Extrait source:

⁂

Au début de l’année, Rinaldo Zobele a repris la présidence de la sous-fédération du personnel de locomotives (LPV), succédant à Peter Merz. Nous avons récolté ses impressions issues des premières expériences et des résultats obtenus jusqu’ici.

contact.sev: Comment se sont passés tes débuts en tant que président central?
Rinaldo Zobele: ce fut assez rude. Je suis parti de rien. Bien qu’ayant été membre de la CoPe surface, je n’avais auparavant aucune fonction à la LPV et lors de la transmission des dossiers, Peter Merz n’a bien sûr pas pu tout m’expliquer dans les détails. Il faut avoir une vue d’ensemble sur une quantité de dossiers et assister à une multitude de séances et d’assemblées. Je participe volontiers aux assemblées car c’est l’occasion d’avoir un contact direct avec les membres. Il y a aussi beaucoup de documents à lire. On pourrait comparer cette fonction à un travail à 50 pour-cent qui doit être réalisé surtout sur le temps libre.

Est-ce que tu t’es fixé des objectifs?
Je veux traiter et conclure les affaires si possible à satisfaction des membres. Cela est parfois difficile car les entreprises ferroviaires ne sont pas toujours disposées à faire des concessions pour le personnel. Les excuses qu’on nous avance constamment deviennent insupportables. Souvent, on convient d’une chose qui est ensuite remise en question en prétendant qu’il s’agit d’un malentendu.

La LPV est en train de se réorganiser. Où en êtes-vous actuellement?
En mai dernier, l’assemblée des délégués a donné son feu vert. D’ici à la fin de l’année, le projet sera prêt à être appliqué. Jusqu’à l’assemblée des délégués du printemps prochain, nous aurons encore le temps de procéder à quelques corrections.

Quelles mesures sont prévues?
Le comité central sera réduit afin qu’il puisse travailler de manière plus professionnelle et réagir plus vite. Selon les affaires traitées, le comité ne devra plus se réunir au complet mais seuls les responsables des ressorts concernés se rencontreront. Ces ressorts seront la division Voyageurs des CFF, CFF Cargo, le BLS et le RhB. La nouveauté est que les agents de conduite des compagnies privées pourront aussi intégrer la LPV s’ils le désirent.

⁂

Exercice écrit a: D'après l'extrait, à qui Rinaldo Zobele a-t-il succédé à la présidence de la LPV ?

Données de position des éléments:

⁂

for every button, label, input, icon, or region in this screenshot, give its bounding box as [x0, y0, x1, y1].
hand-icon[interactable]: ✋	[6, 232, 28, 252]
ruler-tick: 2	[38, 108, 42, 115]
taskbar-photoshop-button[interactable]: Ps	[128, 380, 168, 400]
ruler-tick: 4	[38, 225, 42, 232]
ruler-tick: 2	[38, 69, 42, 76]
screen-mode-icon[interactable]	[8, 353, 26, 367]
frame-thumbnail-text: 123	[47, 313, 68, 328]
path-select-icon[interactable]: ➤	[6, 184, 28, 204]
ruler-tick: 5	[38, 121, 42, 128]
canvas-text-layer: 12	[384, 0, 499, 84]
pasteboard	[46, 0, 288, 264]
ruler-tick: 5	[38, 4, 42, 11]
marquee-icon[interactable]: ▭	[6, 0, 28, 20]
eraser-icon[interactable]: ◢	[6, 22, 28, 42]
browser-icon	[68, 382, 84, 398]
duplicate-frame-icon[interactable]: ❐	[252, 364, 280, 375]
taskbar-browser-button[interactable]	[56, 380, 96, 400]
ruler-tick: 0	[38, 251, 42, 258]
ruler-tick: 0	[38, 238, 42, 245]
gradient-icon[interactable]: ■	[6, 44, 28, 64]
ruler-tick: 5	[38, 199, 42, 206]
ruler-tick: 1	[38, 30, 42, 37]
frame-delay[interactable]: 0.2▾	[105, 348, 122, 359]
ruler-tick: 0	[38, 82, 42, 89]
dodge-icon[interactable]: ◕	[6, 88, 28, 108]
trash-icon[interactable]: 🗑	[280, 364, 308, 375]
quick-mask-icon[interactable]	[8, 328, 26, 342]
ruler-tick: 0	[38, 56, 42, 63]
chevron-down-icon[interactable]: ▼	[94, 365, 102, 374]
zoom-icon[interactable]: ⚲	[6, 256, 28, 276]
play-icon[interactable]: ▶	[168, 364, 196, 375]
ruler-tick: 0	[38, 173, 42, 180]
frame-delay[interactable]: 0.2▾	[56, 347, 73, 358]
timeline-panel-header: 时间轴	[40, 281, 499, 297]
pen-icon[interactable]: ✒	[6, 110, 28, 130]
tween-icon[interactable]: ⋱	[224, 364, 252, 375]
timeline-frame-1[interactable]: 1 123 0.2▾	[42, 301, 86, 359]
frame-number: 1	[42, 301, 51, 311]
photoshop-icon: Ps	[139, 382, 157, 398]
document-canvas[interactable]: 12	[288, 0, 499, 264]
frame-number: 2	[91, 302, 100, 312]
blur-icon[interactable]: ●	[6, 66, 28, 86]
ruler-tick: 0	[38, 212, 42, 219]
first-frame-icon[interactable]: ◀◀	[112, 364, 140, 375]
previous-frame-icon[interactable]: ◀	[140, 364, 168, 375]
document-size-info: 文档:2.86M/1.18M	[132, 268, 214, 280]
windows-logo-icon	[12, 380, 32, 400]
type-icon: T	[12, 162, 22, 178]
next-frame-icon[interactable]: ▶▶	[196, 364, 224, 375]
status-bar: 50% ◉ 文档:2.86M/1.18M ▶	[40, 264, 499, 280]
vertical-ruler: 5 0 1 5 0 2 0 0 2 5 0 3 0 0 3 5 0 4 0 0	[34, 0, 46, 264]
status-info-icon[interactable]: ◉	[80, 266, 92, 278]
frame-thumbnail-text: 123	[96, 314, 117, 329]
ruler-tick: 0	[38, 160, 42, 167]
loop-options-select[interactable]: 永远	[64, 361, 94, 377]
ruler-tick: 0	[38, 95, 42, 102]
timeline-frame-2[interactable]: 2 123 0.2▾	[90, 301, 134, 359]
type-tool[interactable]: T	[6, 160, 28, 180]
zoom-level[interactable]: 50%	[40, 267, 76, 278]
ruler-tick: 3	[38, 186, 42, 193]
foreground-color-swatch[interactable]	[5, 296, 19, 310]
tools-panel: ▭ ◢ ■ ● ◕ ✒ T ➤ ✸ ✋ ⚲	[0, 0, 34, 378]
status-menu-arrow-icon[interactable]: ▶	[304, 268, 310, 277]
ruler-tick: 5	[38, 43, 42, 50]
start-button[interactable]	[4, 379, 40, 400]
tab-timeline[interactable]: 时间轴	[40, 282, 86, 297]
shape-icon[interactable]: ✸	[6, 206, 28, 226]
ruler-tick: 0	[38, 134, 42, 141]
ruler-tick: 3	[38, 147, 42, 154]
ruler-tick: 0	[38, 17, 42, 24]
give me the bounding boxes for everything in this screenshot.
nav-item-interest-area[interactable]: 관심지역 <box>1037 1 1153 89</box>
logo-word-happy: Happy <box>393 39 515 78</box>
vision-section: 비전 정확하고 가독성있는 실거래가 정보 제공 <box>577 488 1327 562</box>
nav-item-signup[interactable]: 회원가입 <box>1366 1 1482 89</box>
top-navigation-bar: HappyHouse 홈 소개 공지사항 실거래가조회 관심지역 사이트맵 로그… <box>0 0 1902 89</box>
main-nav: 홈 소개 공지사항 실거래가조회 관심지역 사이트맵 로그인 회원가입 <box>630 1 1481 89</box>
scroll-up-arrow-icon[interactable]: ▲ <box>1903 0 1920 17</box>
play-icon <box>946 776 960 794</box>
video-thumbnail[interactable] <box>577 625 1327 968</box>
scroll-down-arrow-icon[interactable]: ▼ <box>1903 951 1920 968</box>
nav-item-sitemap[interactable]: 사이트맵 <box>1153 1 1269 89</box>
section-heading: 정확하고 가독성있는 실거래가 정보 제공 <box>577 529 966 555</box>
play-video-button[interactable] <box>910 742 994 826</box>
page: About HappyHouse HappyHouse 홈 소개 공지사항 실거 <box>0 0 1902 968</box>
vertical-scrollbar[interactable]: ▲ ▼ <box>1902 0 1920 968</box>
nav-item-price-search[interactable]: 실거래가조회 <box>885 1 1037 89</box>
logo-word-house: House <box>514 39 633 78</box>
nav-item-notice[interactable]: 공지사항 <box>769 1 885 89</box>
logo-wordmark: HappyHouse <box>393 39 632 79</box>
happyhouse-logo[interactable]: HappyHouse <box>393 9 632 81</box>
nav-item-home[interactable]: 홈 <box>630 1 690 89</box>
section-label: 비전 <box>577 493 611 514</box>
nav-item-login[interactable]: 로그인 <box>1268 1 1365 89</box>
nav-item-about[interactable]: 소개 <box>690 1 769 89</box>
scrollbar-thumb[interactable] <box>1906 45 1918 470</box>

⁂

Exercice écrit b: Recopiez à l'identique la portion des entrées qui part de leur toute première ligne et se termine par la ligne contenant "88, 28, 108]", cette dernière incluse.

Réponse complète a: À Peter Merz.

Réponse complète b:
for every button, label, input, icon, or region in this screenshot, give its bounding box as [x0, y0, x1, y1].
hand-icon[interactable]: ✋	[6, 232, 28, 252]
ruler-tick: 2	[38, 108, 42, 115]
taskbar-photoshop-button[interactable]: Ps	[128, 380, 168, 400]
ruler-tick: 4	[38, 225, 42, 232]
ruler-tick: 2	[38, 69, 42, 76]
screen-mode-icon[interactable]	[8, 353, 26, 367]
frame-thumbnail-text: 123	[47, 313, 68, 328]
path-select-icon[interactable]: ➤	[6, 184, 28, 204]
ruler-tick: 5	[38, 121, 42, 128]
canvas-text-layer: 12	[384, 0, 499, 84]
pasteboard	[46, 0, 288, 264]
ruler-tick: 5	[38, 4, 42, 11]
marquee-icon[interactable]: ▭	[6, 0, 28, 20]
eraser-icon[interactable]: ◢	[6, 22, 28, 42]
browser-icon	[68, 382, 84, 398]
duplicate-frame-icon[interactable]: ❐	[252, 364, 280, 375]
taskbar-browser-button[interactable]	[56, 380, 96, 400]
ruler-tick: 0	[38, 251, 42, 258]
ruler-tick: 0	[38, 238, 42, 245]
gradient-icon[interactable]: ■	[6, 44, 28, 64]
ruler-tick: 5	[38, 199, 42, 206]
ruler-tick: 1	[38, 30, 42, 37]
frame-delay[interactable]: 0.2▾	[105, 348, 122, 359]
ruler-tick: 0	[38, 82, 42, 89]
dodge-icon[interactable]: ◕	[6, 88, 28, 108]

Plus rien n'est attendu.